Task details. Return every line of the listing below that contains the word "Vertragsärzte", copying each such line in full.

Stored records.
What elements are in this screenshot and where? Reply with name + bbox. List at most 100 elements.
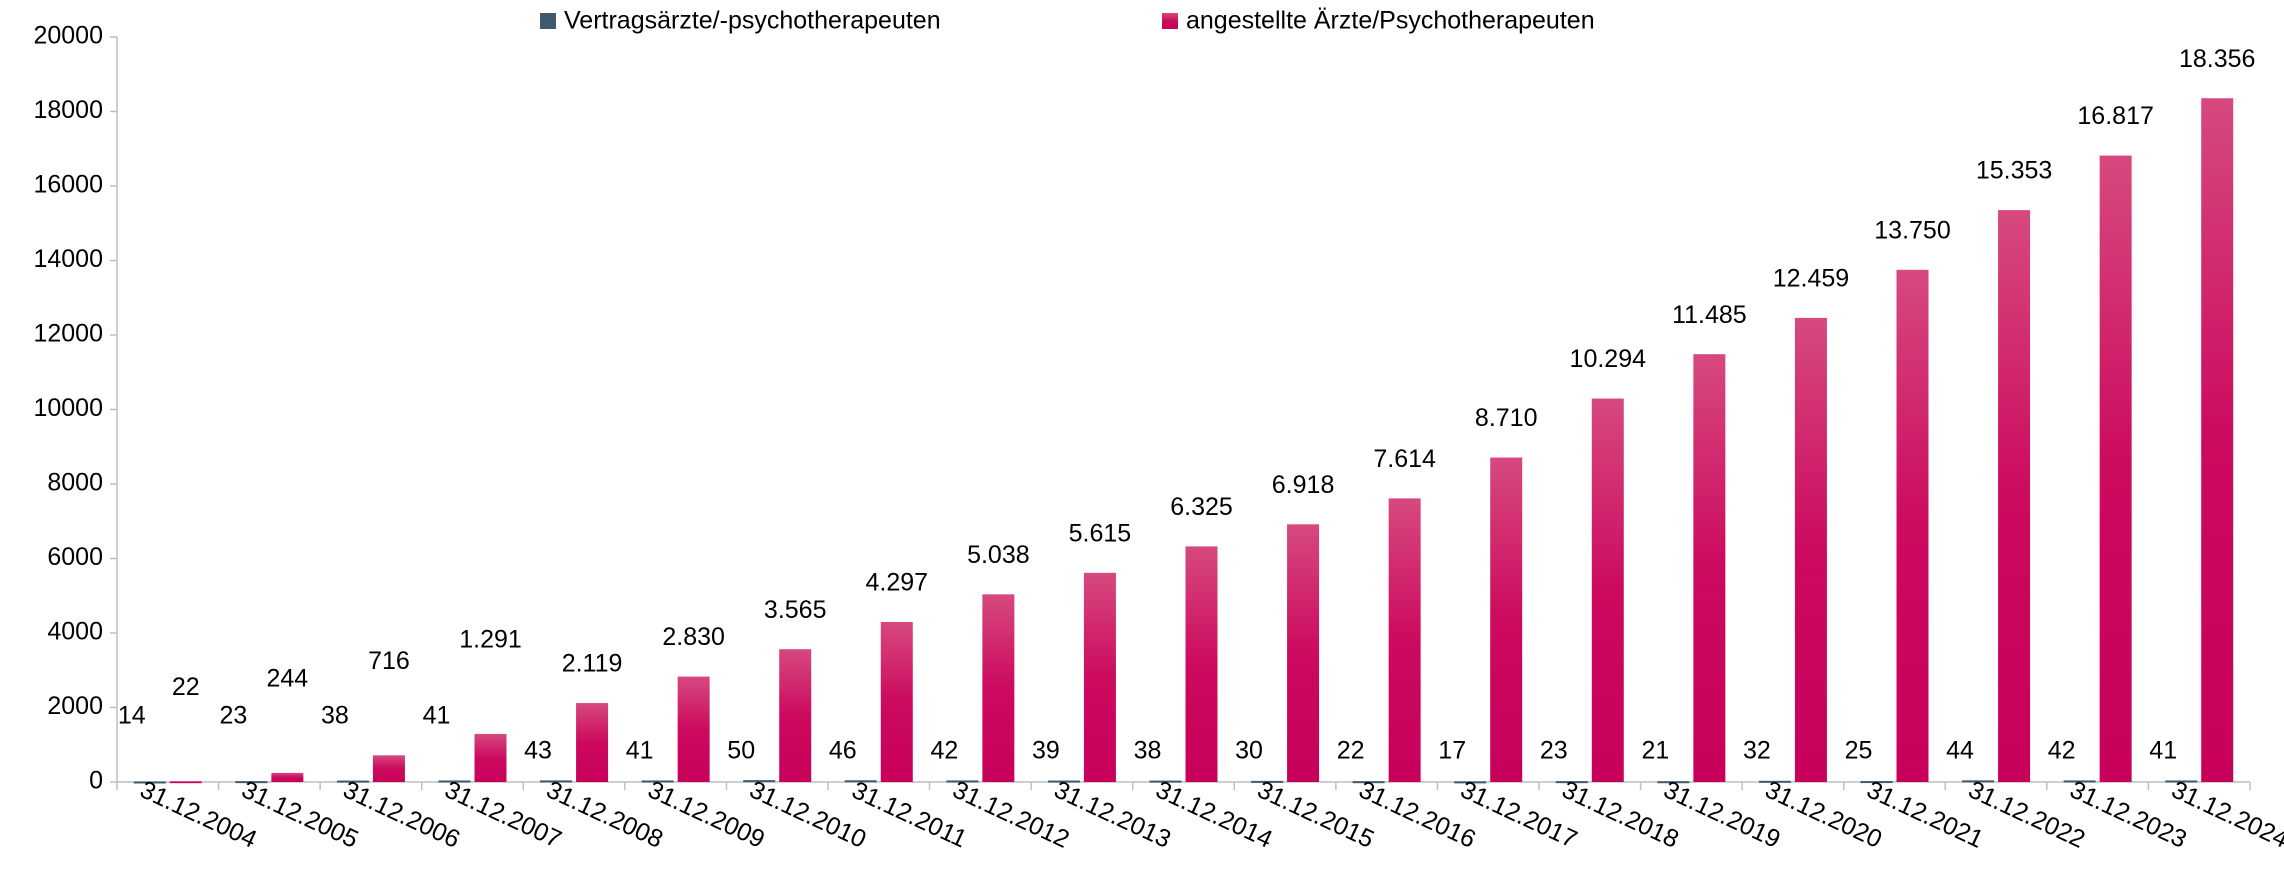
y-tick-label: 10000	[33, 394, 103, 422]
bar	[1998, 210, 2031, 782]
bar	[271, 772, 304, 782]
x-tick-label: 31.12.2024	[2167, 776, 2284, 854]
bar	[2165, 780, 2198, 783]
bar	[844, 780, 877, 783]
bar	[1555, 781, 1588, 784]
legend: Vertragsärzte/-psychotherapeuten angestel…	[540, 7, 1595, 35]
data-label: 8.710	[1475, 404, 1538, 432]
y-tick-label: 18000	[33, 96, 103, 124]
x-tick-label: 31.12.2009	[644, 776, 769, 854]
data-label: 38	[1134, 737, 1162, 765]
data-label: 6.918	[1272, 471, 1335, 499]
y-tick-label: 4000	[47, 618, 103, 646]
bar	[1083, 572, 1116, 782]
data-label: 5.615	[1069, 519, 1132, 547]
bar	[336, 780, 369, 783]
y-tick-label: 6000	[47, 543, 103, 571]
x-tick-label: 31.12.2016	[1355, 776, 1480, 854]
x-tick-label: 31.12.2005	[237, 776, 362, 854]
bar	[1149, 780, 1182, 783]
x-tick-label: 31.12.2018	[1558, 776, 1683, 854]
bar	[1962, 780, 1995, 783]
data-label: 32	[1743, 737, 1771, 765]
data-label: 6.325	[1170, 493, 1233, 521]
bar	[540, 780, 573, 783]
bar	[1860, 781, 1893, 784]
bar	[779, 649, 812, 782]
data-label: 17	[1438, 737, 1466, 765]
data-label: 2.119	[562, 650, 623, 678]
data-label: 41	[626, 737, 654, 765]
data-label: 41	[423, 702, 451, 730]
data-label: 41	[2149, 737, 2177, 765]
bar	[1657, 781, 1690, 784]
data-label: 16.817	[2077, 102, 2153, 130]
x-tick-label: 31.12.2013	[1050, 776, 1175, 854]
legend-label: angestellte Ärzte/Psychotherapeuten	[1186, 7, 1595, 35]
bar	[1490, 457, 1523, 782]
data-label: 14	[118, 702, 146, 730]
y-tick-label: 8000	[47, 469, 103, 497]
data-label: 21	[1641, 737, 1669, 765]
x-tick-label: 31.12.2007	[440, 776, 565, 854]
data-label: 50	[727, 737, 755, 765]
data-label: 7.614	[1373, 445, 1436, 473]
x-tick-label: 31.12.2006	[339, 776, 464, 854]
y-tick-label: 14000	[33, 245, 103, 273]
data-label: 43	[524, 737, 552, 765]
bar	[1287, 524, 1320, 782]
data-label: 46	[829, 737, 857, 765]
data-label: 22	[1337, 737, 1365, 765]
data-label: 22	[172, 673, 200, 701]
data-label: 25	[1845, 737, 1873, 765]
bar	[880, 621, 913, 782]
legend-label: Vertragsärzte/-psychotherapeuten	[564, 7, 941, 35]
data-label: 44	[1946, 737, 1974, 765]
bar	[1896, 269, 1929, 782]
bar	[743, 780, 776, 783]
x-tick-label: 31.12.2020	[1761, 776, 1886, 854]
bar	[576, 703, 609, 782]
legend-swatch	[1162, 13, 1178, 29]
data-label: 23	[219, 702, 247, 730]
data-label: 13.750	[1874, 216, 1950, 244]
data-label: 15.353	[1976, 157, 2052, 185]
data-label: 4.297	[866, 569, 929, 597]
x-tick-label: 31.12.2022	[1964, 776, 2089, 854]
legend-swatch	[540, 13, 556, 29]
x-tick-label: 31.12.2017	[1456, 776, 1581, 854]
bar	[1251, 780, 1284, 783]
data-label: 30	[1235, 737, 1263, 765]
bar	[946, 780, 979, 783]
bar	[169, 781, 202, 784]
x-tick-label: 31.12.2019	[1659, 776, 1784, 854]
bar	[641, 780, 674, 783]
bar	[1388, 498, 1421, 782]
x-tick-label: 31.12.2008	[542, 776, 667, 854]
bar	[2201, 98, 2234, 782]
bar	[677, 676, 710, 782]
bar	[1591, 398, 1624, 782]
bar	[2099, 155, 2132, 782]
y-tick-label: 20000	[33, 22, 103, 50]
x-tick-label: 31.12.2004	[136, 776, 261, 854]
data-label: 23	[1540, 737, 1568, 765]
x-tick-label: 31.12.2014	[1151, 776, 1276, 854]
y-tick-label: 0	[89, 767, 103, 795]
bar	[1047, 780, 1080, 783]
bar	[1352, 781, 1385, 784]
x-tick-label: 31.12.2010	[745, 776, 870, 854]
data-label: 3.565	[764, 596, 827, 624]
bar	[438, 780, 471, 783]
y-tick-label: 16000	[33, 171, 103, 199]
bar	[235, 781, 268, 784]
data-label: 39	[1032, 737, 1060, 765]
data-label: 11.485	[1672, 301, 1747, 329]
bar	[1693, 354, 1726, 782]
bar	[1758, 780, 1791, 783]
bar	[372, 755, 405, 782]
data-label: 5.038	[967, 541, 1030, 569]
y-tick-label: 2000	[47, 692, 103, 720]
data-label: 12.459	[1773, 265, 1849, 293]
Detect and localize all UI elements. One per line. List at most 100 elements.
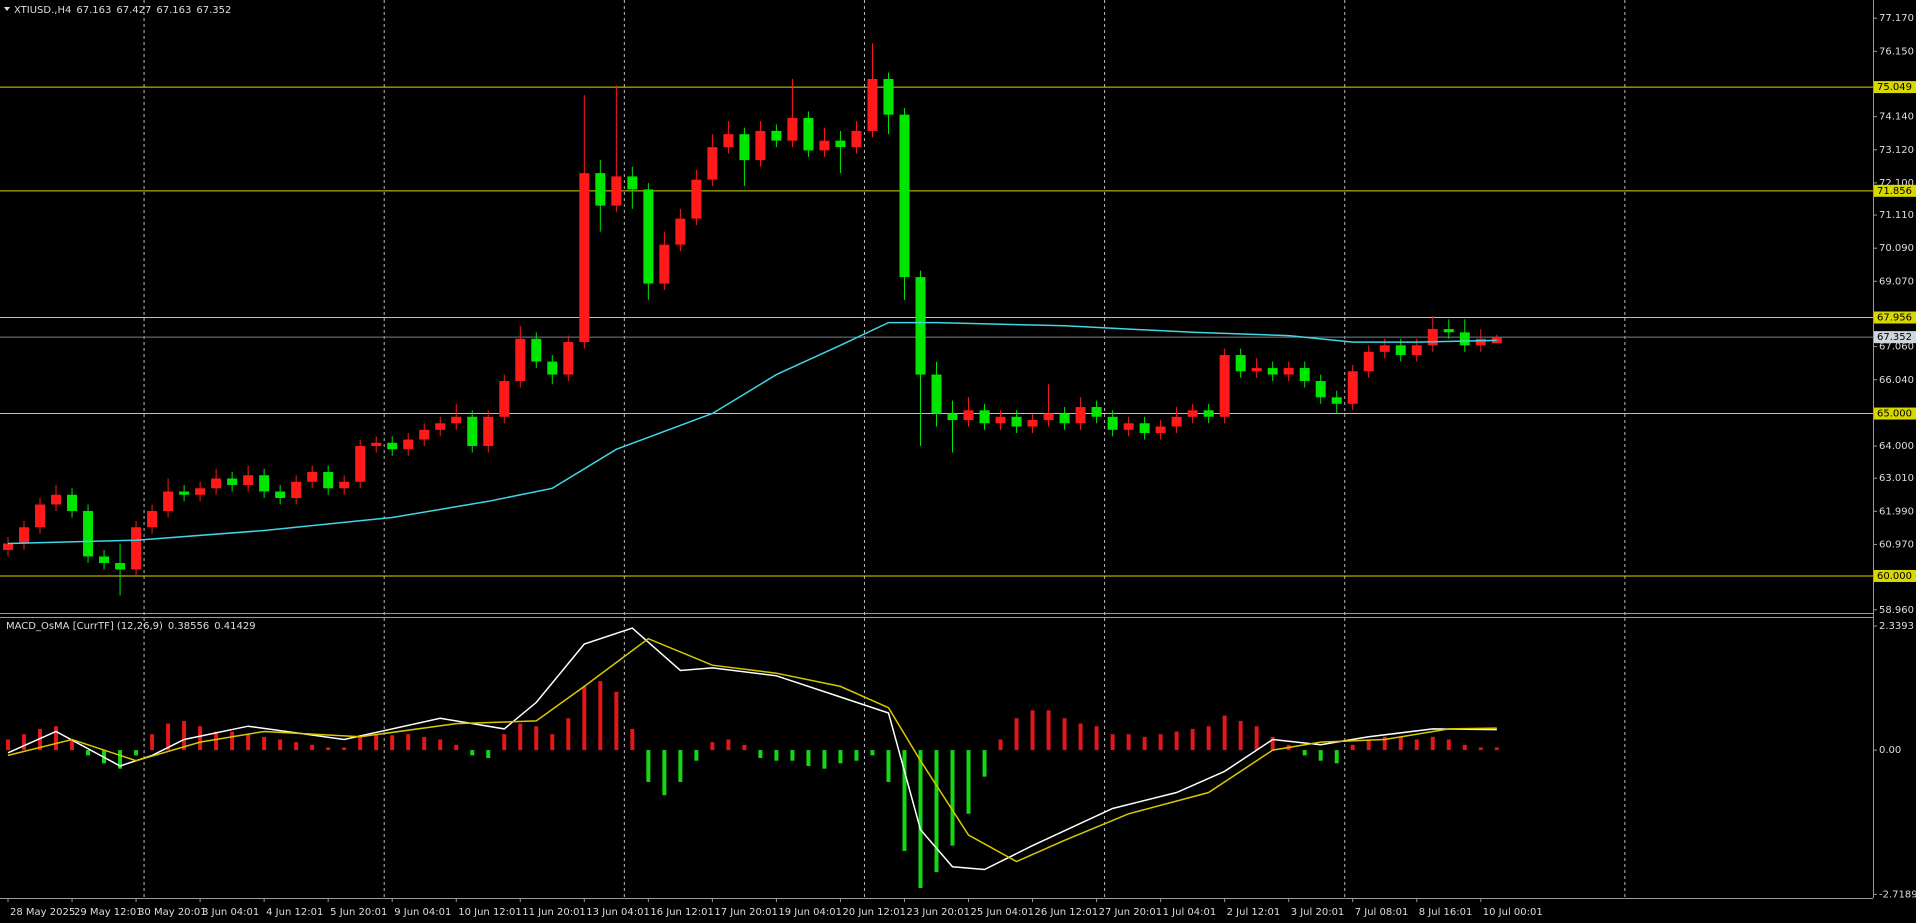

The answer.
legend: Vertragsärzte/-psychotherapeuten angestel…	[540, 7, 1595, 35]
legend-label: Vertragsärzte/-psychotherapeuten	[564, 7, 941, 35]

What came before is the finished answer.